> **The request**
All entries are to be quoted exactly; the images stay out of the copy.
━━━━━━━━━━━━━━━━━━━━
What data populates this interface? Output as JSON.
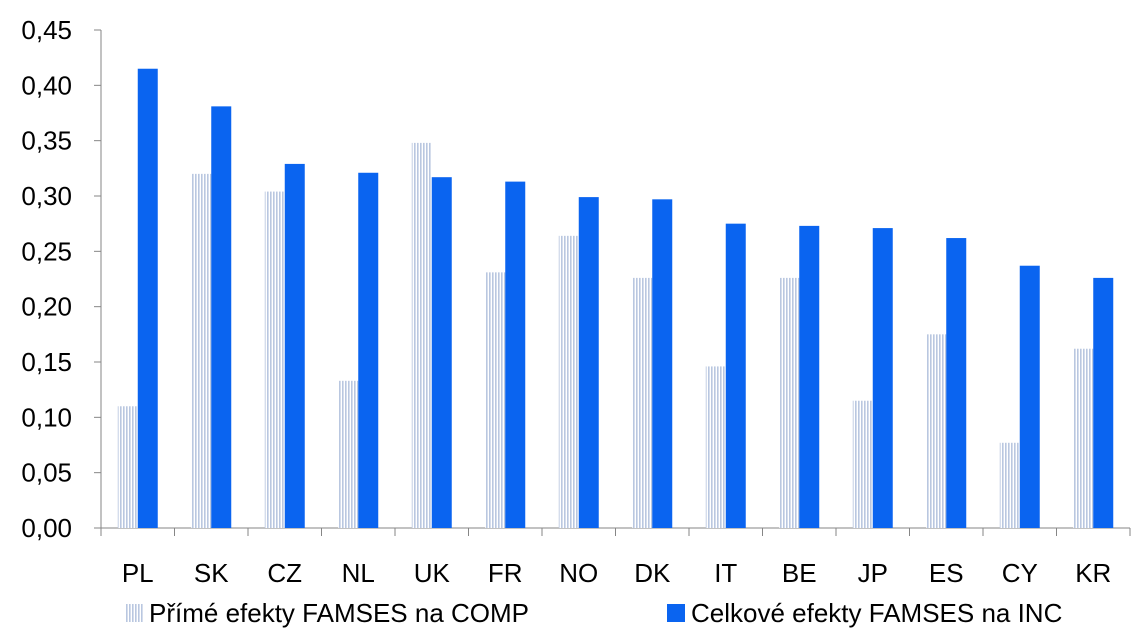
{
  "chart_data": {
    "type": "bar",
    "categories": [
      "PL",
      "SK",
      "CZ",
      "NL",
      "UK",
      "FR",
      "NO",
      "DK",
      "IT",
      "BE",
      "JP",
      "ES",
      "CY",
      "KR"
    ],
    "series": [
      {
        "name": "Přímé efekty FAMSES na COMP",
        "color": "#b9c7e0",
        "pattern": "vertical-stripes",
        "values": [
          0.11,
          0.32,
          0.304,
          0.133,
          0.348,
          0.231,
          0.264,
          0.226,
          0.146,
          0.226,
          0.115,
          0.175,
          0.077,
          0.162
        ]
      },
      {
        "name": "Celkové efekty FAMSES na INC",
        "color": "#0a64f0",
        "pattern": "solid",
        "values": [
          0.415,
          0.381,
          0.329,
          0.321,
          0.317,
          0.313,
          0.299,
          0.297,
          0.275,
          0.273,
          0.271,
          0.262,
          0.237,
          0.226
        ]
      }
    ],
    "yticks": [
      "0,00",
      "0,05",
      "0,10",
      "0,15",
      "0,20",
      "0,25",
      "0,30",
      "0,35",
      "0,40",
      "0,45"
    ],
    "ylim": [
      0,
      0.45
    ],
    "grid": false,
    "legend": "bottom",
    "title": "",
    "xlabel": "",
    "ylabel": ""
  }
}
━━━━━━━━━━━━━━━━━━━━
> **The completed task**
What data populates this interface? Output as JSON.
{
  "chart_data": {
    "type": "bar",
    "categories": [
      "PL",
      "SK",
      "CZ",
      "NL",
      "UK",
      "FR",
      "NO",
      "DK",
      "IT",
      "BE",
      "JP",
      "ES",
      "CY",
      "KR"
    ],
    "series": [
      {
        "name": "Přímé efekty FAMSES na COMP",
        "color": "#b9c7e0",
        "pattern": "vertical-stripes",
        "values": [
          0.11,
          0.32,
          0.304,
          0.133,
          0.348,
          0.231,
          0.264,
          0.226,
          0.146,
          0.226,
          0.115,
          0.175,
          0.077,
          0.162
        ]
      },
      {
        "name": "Celkové efekty FAMSES na INC",
        "color": "#0a64f0",
        "pattern": "solid",
        "values": [
          0.415,
          0.381,
          0.329,
          0.321,
          0.317,
          0.313,
          0.299,
          0.297,
          0.275,
          0.273,
          0.271,
          0.262,
          0.237,
          0.226
        ]
      }
    ],
    "yticks": [
      "0,00",
      "0,05",
      "0,10",
      "0,15",
      "0,20",
      "0,25",
      "0,30",
      "0,35",
      "0,40",
      "0,45"
    ],
    "ylim": [
      0,
      0.45
    ],
    "grid": false,
    "legend": "bottom",
    "title": "",
    "xlabel": "",
    "ylabel": ""
  }
}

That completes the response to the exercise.